--- Aim ---
Tally the lines that include "JSON". Output the number only.
----
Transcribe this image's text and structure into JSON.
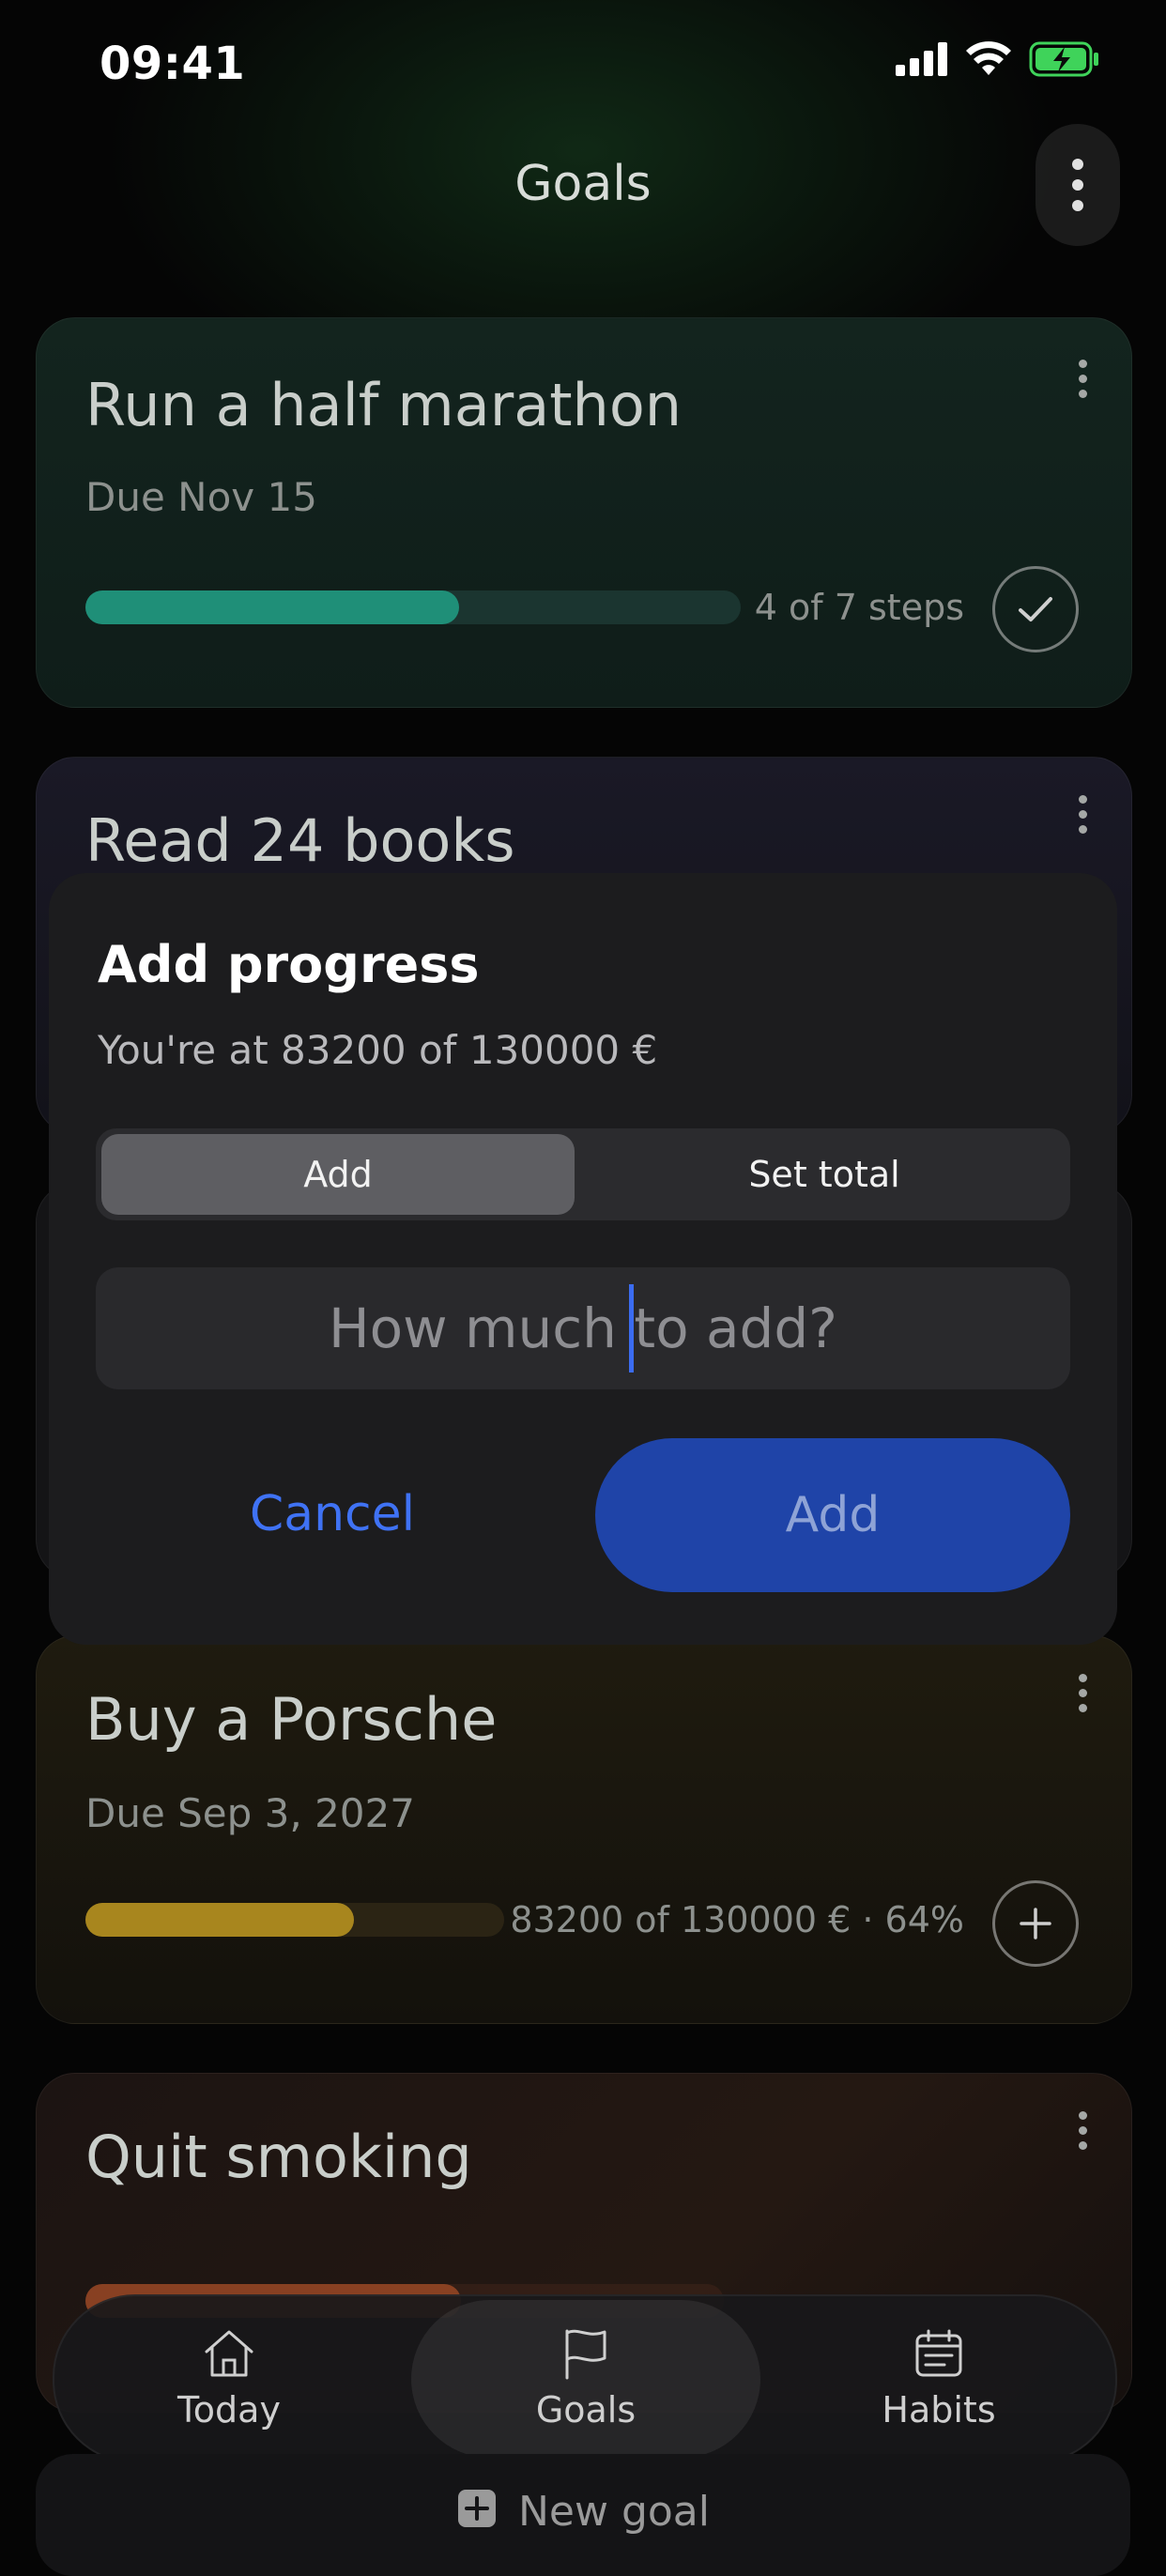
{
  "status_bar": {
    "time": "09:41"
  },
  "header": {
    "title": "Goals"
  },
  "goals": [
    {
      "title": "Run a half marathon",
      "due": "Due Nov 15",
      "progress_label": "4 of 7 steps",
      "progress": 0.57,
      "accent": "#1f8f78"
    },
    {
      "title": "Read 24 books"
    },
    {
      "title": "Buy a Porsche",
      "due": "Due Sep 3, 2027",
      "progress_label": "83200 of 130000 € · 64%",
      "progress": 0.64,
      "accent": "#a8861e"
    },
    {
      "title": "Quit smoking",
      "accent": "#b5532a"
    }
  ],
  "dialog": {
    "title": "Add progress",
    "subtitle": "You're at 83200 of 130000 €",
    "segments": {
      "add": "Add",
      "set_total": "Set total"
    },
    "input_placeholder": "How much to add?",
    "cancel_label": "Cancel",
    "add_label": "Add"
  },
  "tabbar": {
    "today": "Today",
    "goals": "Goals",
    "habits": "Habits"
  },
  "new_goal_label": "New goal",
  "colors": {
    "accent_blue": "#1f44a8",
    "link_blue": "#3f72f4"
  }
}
----
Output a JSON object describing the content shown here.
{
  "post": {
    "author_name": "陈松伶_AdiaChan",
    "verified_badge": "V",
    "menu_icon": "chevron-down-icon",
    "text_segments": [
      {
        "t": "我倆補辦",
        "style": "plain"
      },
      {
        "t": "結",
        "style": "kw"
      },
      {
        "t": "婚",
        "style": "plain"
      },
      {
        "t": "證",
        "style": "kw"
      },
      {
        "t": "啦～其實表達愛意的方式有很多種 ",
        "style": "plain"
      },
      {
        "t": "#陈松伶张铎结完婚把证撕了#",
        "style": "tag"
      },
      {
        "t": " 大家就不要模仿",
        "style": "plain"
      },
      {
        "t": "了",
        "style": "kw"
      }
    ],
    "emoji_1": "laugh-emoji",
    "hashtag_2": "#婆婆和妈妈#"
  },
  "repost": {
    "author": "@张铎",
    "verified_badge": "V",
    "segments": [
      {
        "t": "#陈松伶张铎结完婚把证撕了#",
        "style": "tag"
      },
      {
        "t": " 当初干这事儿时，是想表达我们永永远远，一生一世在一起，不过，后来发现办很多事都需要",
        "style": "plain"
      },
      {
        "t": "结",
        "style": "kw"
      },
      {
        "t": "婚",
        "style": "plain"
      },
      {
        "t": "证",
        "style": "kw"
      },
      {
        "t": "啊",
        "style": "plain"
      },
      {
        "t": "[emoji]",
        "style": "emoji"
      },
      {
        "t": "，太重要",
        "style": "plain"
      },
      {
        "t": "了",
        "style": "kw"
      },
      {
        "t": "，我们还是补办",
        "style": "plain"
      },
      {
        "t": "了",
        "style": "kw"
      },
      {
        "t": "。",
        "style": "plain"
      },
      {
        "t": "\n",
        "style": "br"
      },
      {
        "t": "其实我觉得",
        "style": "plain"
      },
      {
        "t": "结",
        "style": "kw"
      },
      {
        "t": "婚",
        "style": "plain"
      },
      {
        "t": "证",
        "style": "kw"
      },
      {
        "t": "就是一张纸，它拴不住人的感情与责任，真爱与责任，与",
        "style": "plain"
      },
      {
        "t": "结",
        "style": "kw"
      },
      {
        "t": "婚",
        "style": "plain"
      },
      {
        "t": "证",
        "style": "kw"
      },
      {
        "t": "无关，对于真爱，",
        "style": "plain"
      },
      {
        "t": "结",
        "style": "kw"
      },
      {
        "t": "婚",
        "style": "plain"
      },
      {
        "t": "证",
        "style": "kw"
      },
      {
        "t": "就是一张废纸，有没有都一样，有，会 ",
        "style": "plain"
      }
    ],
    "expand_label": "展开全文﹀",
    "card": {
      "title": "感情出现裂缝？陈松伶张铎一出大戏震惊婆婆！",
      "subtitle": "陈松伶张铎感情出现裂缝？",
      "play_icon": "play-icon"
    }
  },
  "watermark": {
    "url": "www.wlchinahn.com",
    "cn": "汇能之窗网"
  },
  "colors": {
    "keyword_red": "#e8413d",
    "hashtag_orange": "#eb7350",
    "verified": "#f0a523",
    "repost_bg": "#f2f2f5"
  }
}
----
--- Full answer ---
2